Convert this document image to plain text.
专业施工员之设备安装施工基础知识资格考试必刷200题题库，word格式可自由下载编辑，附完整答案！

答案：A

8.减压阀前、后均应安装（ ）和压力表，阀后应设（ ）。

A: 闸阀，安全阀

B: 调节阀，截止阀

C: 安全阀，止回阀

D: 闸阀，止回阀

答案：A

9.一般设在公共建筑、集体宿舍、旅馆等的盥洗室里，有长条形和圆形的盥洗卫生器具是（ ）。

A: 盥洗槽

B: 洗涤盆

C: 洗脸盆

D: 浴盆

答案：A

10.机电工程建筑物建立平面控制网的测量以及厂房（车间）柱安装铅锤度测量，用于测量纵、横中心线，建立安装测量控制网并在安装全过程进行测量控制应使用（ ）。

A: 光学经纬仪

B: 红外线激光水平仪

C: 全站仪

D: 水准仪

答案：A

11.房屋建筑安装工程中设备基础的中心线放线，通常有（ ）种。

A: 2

* [REQUIRED WORK]:
Retype the whole listing above exactly.

* [WRITTEN ANSWER]:
Convert this document image to plain text.
专业施工员之设备安装施工基础知识资格考试必刷200题题库，word格式可自由下载编辑，附完整答案！

答案：A

8.减压阀前、后均应安装（ ）和压力表，阀后应设（ ）。

A: 闸阀，安全阀

B: 调节阀，截止阀

C: 安全阀，止回阀

D: 闸阀，止回阀

答案：A

9.一般设在公共建筑、集体宿舍、旅馆等的盥洗室里，有长条形和圆形的盥洗卫生器具是（ ）。

A: 盥洗槽

B: 洗涤盆

C: 洗脸盆

D: 浴盆

答案：A

10.机电工程建筑物建立平面控制网的测量以及厂房（车间）柱安装铅锤度测量，用于测量纵、横中心线，建立安装测量控制网并在安装全过程进行测量控制应使用（ ）。

A: 光学经纬仪

B: 红外线激光水平仪

C: 全站仪

D: 水准仪

答案：A

11.房屋建筑安装工程中设备基础的中心线放线，通常有（ ）种。

A: 2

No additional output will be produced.